WHAT THE TASK REQUIRES
Quote the records in full and leave their pictures out.

☆ ☆ ☆ ☆

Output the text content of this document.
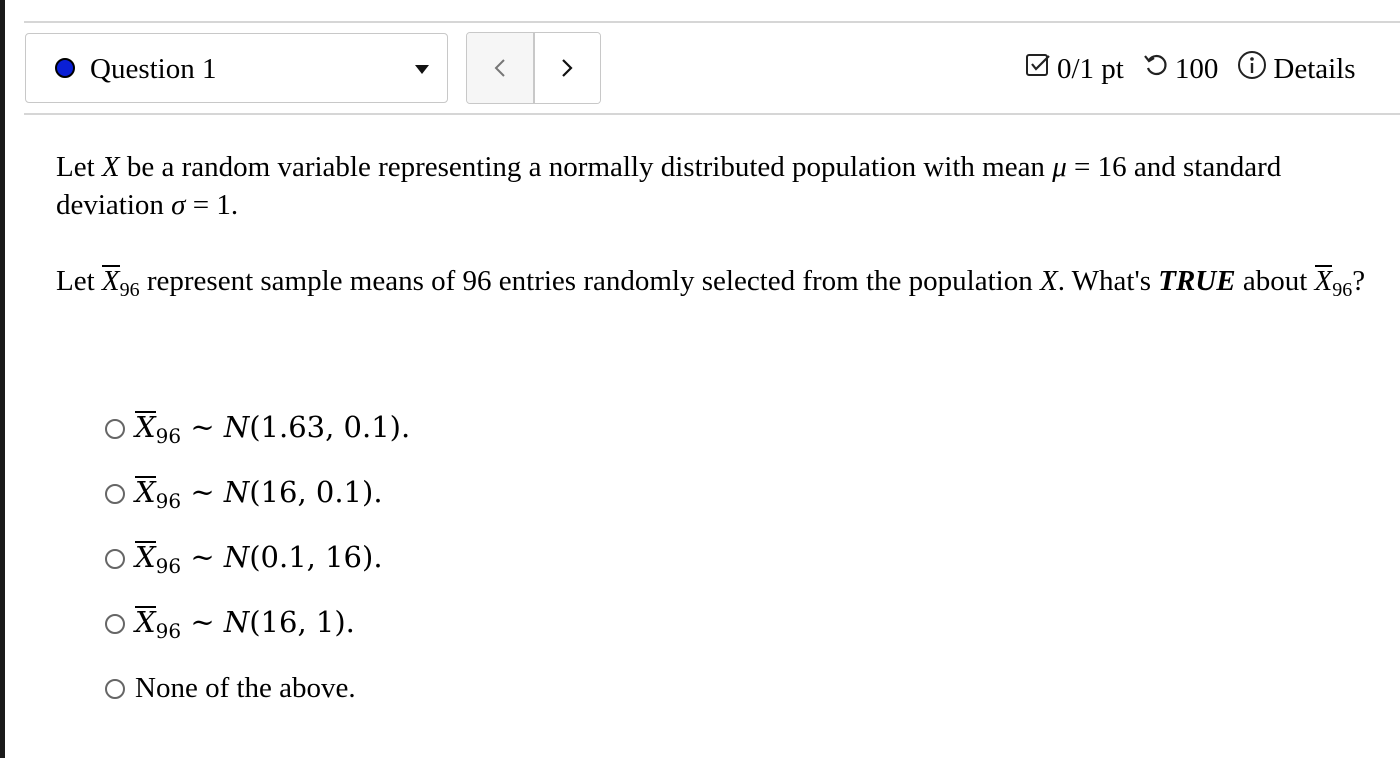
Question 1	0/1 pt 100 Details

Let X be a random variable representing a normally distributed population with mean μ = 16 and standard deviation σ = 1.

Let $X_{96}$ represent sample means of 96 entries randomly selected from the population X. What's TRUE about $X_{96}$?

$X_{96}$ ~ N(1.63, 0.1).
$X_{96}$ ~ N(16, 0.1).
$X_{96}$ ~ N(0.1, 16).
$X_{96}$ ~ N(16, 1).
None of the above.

☆ ☆ ☆ ☆

CORRECT OUTPUT
Output the text content of this document.
Question 1	0/1 pt 100 Details

Let X be a random variable representing a normally distributed population with mean μ = 16 and standard deviation σ = 1.

Let $X_{96}$ represent sample means of 96 entries randomly selected from the population X. What's TRUE about $X_{96}$?

$X_{96}$ ~ N(1.63, 0.1).
$X_{96}$ ~ N(16, 0.1).
$X_{96}$ ~ N(0.1, 16).
$X_{96}$ ~ N(16, 1).
None of the above.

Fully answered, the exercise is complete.